## WHAT THE EXERCISE ASKS:
All material below is to be reproduced exactly.

(Chart and figure data)
--- start ---
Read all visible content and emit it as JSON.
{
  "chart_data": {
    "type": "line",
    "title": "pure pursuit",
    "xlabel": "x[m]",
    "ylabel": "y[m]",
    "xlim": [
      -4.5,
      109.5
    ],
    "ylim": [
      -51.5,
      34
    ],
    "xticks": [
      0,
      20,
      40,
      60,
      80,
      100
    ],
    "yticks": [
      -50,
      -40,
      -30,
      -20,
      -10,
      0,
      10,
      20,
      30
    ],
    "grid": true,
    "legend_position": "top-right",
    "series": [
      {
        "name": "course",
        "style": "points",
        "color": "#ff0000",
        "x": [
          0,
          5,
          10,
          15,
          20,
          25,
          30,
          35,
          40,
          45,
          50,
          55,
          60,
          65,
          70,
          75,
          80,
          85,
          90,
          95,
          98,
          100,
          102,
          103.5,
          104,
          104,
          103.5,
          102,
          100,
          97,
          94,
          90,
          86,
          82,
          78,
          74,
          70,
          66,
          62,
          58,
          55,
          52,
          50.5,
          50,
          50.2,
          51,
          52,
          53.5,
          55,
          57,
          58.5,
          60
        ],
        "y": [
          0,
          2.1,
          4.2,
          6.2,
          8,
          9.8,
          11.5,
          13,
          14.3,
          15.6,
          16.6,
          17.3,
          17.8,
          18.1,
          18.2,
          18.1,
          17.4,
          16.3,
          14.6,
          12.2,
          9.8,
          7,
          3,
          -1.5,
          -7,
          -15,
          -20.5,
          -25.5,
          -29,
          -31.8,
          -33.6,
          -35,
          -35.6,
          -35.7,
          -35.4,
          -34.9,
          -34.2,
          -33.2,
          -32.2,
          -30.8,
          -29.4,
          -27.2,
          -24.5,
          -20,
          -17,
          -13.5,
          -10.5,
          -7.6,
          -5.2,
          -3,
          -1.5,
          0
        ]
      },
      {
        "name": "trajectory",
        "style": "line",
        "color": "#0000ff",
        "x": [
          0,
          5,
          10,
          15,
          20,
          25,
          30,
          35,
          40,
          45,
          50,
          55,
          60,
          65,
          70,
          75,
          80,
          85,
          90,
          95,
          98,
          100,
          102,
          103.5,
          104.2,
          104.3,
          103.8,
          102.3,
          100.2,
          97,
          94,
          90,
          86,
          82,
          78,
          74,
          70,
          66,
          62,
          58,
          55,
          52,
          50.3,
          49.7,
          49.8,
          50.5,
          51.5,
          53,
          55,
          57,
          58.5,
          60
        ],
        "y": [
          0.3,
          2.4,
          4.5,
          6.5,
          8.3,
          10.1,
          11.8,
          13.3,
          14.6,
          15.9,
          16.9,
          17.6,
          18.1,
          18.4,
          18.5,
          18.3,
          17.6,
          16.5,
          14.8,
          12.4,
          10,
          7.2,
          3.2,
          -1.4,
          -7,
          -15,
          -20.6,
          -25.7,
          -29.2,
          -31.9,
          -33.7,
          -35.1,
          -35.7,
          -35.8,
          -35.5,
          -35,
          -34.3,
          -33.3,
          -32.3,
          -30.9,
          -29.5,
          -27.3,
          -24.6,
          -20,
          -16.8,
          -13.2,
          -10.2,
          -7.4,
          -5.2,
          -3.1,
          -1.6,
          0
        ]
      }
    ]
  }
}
--- end ---
## FULL ANSWER:
Read all visible content and emit it as JSON.
{
  "chart_data": {
    "type": "line",
    "title": "pure pursuit",
    "xlabel": "x[m]",
    "ylabel": "y[m]",
    "xlim": [
      -4.5,
      109.5
    ],
    "ylim": [
      -51.5,
      34
    ],
    "xticks": [
      0,
      20,
      40,
      60,
      80,
      100
    ],
    "yticks": [
      -50,
      -40,
      -30,
      -20,
      -10,
      0,
      10,
      20,
      30
    ],
    "grid": true,
    "legend_position": "top-right",
    "series": [
      {
        "name": "course",
        "style": "points",
        "color": "#ff0000",
        "x": [
          0,
          5,
          10,
          15,
          20,
          25,
          30,
          35,
          40,
          45,
          50,
          55,
          60,
          65,
          70,
          75,
          80,
          85,
          90,
          95,
          98,
          100,
          102,
          103.5,
          104,
          104,
          103.5,
          102,
          100,
          97,
          94,
          90,
          86,
          82,
          78,
          74,
          70,
          66,
          62,
          58,
          55,
          52,
          50.5,
          50,
          50.2,
          51,
          52,
          53.5,
          55,
          57,
          58.5,
          60
        ],
        "y": [
          0,
          2.1,
          4.2,
          6.2,
          8,
          9.8,
          11.5,
          13,
          14.3,
          15.6,
          16.6,
          17.3,
          17.8,
          18.1,
          18.2,
          18.1,
          17.4,
          16.3,
          14.6,
          12.2,
          9.8,
          7,
          3,
          -1.5,
          -7,
          -15,
          -20.5,
          -25.5,
          -29,
          -31.8,
          -33.6,
          -35,
          -35.6,
          -35.7,
          -35.4,
          -34.9,
          -34.2,
          -33.2,
          -32.2,
          -30.8,
          -29.4,
          -27.2,
          -24.5,
          -20,
          -17,
          -13.5,
          -10.5,
          -7.6,
          -5.2,
          -3,
          -1.5,
          0
        ]
      },
      {
        "name": "trajectory",
        "style": "line",
        "color": "#0000ff",
        "x": [
          0,
          5,
          10,
          15,
          20,
          25,
          30,
          35,
          40,
          45,
          50,
          55,
          60,
          65,
          70,
          75,
          80,
          85,
          90,
          95,
          98,
          100,
          102,
          103.5,
          104.2,
          104.3,
          103.8,
          102.3,
          100.2,
          97,
          94,
          90,
          86,
          82,
          78,
          74,
          70,
          66,
          62,
          58,
          55,
          52,
          50.3,
          49.7,
          49.8,
          50.5,
          51.5,
          53,
          55,
          57,
          58.5,
          60
        ],
        "y": [
          0.3,
          2.4,
          4.5,
          6.5,
          8.3,
          10.1,
          11.8,
          13.3,
          14.6,
          15.9,
          16.9,
          17.6,
          18.1,
          18.4,
          18.5,
          18.3,
          17.6,
          16.5,
          14.8,
          12.4,
          10,
          7.2,
          3.2,
          -1.4,
          -7,
          -15,
          -20.6,
          -25.7,
          -29.2,
          -31.9,
          -33.7,
          -35.1,
          -35.7,
          -35.8,
          -35.5,
          -35,
          -34.3,
          -33.3,
          -32.3,
          -30.9,
          -29.5,
          -27.3,
          -24.6,
          -20,
          -16.8,
          -13.2,
          -10.2,
          -7.4,
          -5.2,
          -3.1,
          -1.6,
          0
        ]
      }
    ]
  }
}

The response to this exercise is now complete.